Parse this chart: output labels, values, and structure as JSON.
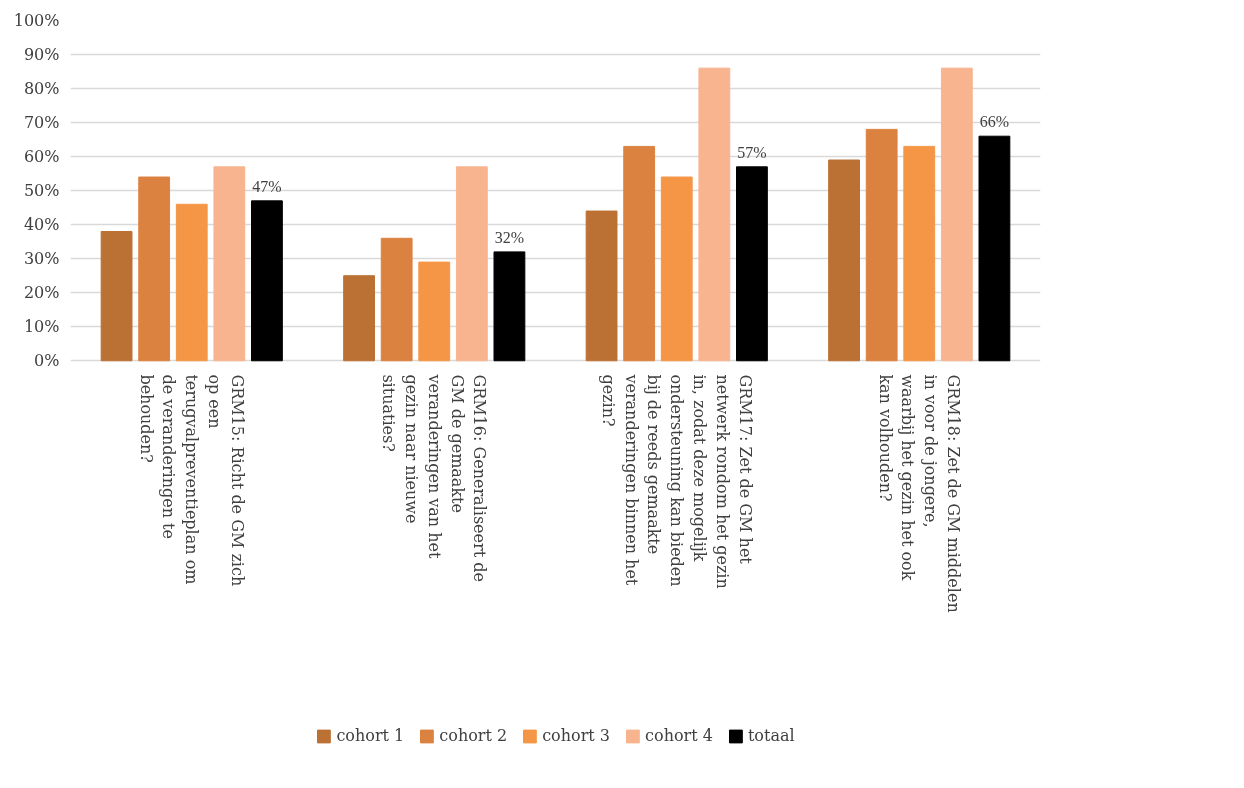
{
  "chart_data": {
    "type": "bar",
    "categories": [
      "GRM15: Richt de GM zich op een terugvalpreventieplan om de veranderingen te behouden?",
      "GRM16: Generaliseert de GM de gemaakte veranderingen van het gezin naar nieuwe situaties?",
      "GRM17: Zet de GM het netwerk rondom het gezin in, zodat deze mogelijk ondersteuning kan bieden bij de reeds gemaakte veranderingen binnen het gezin?",
      "GRM18: Zet de GM middelen in voor de jongere, waarbij het gezin het ook kan volhouden?"
    ],
    "series": [
      {
        "name": "cohort 1",
        "color": "#bc7134",
        "values": [
          38,
          25,
          44,
          59
        ]
      },
      {
        "name": "cohort 2",
        "color": "#db8240",
        "values": [
          54,
          36,
          63,
          68
        ]
      },
      {
        "name": "cohort 3",
        "color": "#f59646",
        "values": [
          46,
          29,
          54,
          63
        ]
      },
      {
        "name": "cohort 4",
        "color": "#f8b48f",
        "values": [
          57,
          57,
          86,
          86
        ]
      },
      {
        "name": "totaal",
        "color": "#000000",
        "values": [
          47,
          32,
          57,
          66
        ],
        "value_labels": [
          "47%",
          "32%",
          "57%",
          "66%"
        ]
      }
    ],
    "ylim": [
      0,
      100
    ],
    "yticks": [
      {
        "value": 0,
        "label": "0%"
      },
      {
        "value": 10,
        "label": "10%"
      },
      {
        "value": 20,
        "label": "20%"
      },
      {
        "value": 30,
        "label": "30%"
      },
      {
        "value": 40,
        "label": "40%"
      },
      {
        "value": 50,
        "label": "50%"
      },
      {
        "value": 60,
        "label": "60%"
      },
      {
        "value": 70,
        "label": "70%"
      },
      {
        "value": 80,
        "label": "80%"
      },
      {
        "value": 90,
        "label": "90%"
      },
      {
        "value": 100,
        "label": "100%"
      }
    ],
    "grid": "y",
    "legend": "bottom"
  }
}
* * *
Task -> Without including any picture, retype the entries exactly.

Solution ->
Parse this chart: output labels, values, and structure as JSON.
{
  "chart_data": {
    "type": "bar",
    "categories": [
      "GRM15: Richt de GM zich op een terugvalpreventieplan om de veranderingen te behouden?",
      "GRM16: Generaliseert de GM de gemaakte veranderingen van het gezin naar nieuwe situaties?",
      "GRM17: Zet de GM het netwerk rondom het gezin in, zodat deze mogelijk ondersteuning kan bieden bij de reeds gemaakte veranderingen binnen het gezin?",
      "GRM18: Zet de GM middelen in voor de jongere, waarbij het gezin het ook kan volhouden?"
    ],
    "series": [
      {
        "name": "cohort 1",
        "color": "#bc7134",
        "values": [
          38,
          25,
          44,
          59
        ]
      },
      {
        "name": "cohort 2",
        "color": "#db8240",
        "values": [
          54,
          36,
          63,
          68
        ]
      },
      {
        "name": "cohort 3",
        "color": "#f59646",
        "values": [
          46,
          29,
          54,
          63
        ]
      },
      {
        "name": "cohort 4",
        "color": "#f8b48f",
        "values": [
          57,
          57,
          86,
          86
        ]
      },
      {
        "name": "totaal",
        "color": "#000000",
        "values": [
          47,
          32,
          57,
          66
        ],
        "value_labels": [
          "47%",
          "32%",
          "57%",
          "66%"
        ]
      }
    ],
    "ylim": [
      0,
      100
    ],
    "yticks": [
      {
        "value": 0,
        "label": "0%"
      },
      {
        "value": 10,
        "label": "10%"
      },
      {
        "value": 20,
        "label": "20%"
      },
      {
        "value": 30,
        "label": "30%"
      },
      {
        "value": 40,
        "label": "40%"
      },
      {
        "value": 50,
        "label": "50%"
      },
      {
        "value": 60,
        "label": "60%"
      },
      {
        "value": 70,
        "label": "70%"
      },
      {
        "value": 80,
        "label": "80%"
      },
      {
        "value": 90,
        "label": "90%"
      },
      {
        "value": 100,
        "label": "100%"
      }
    ],
    "grid": "y",
    "legend": "bottom"
  }
}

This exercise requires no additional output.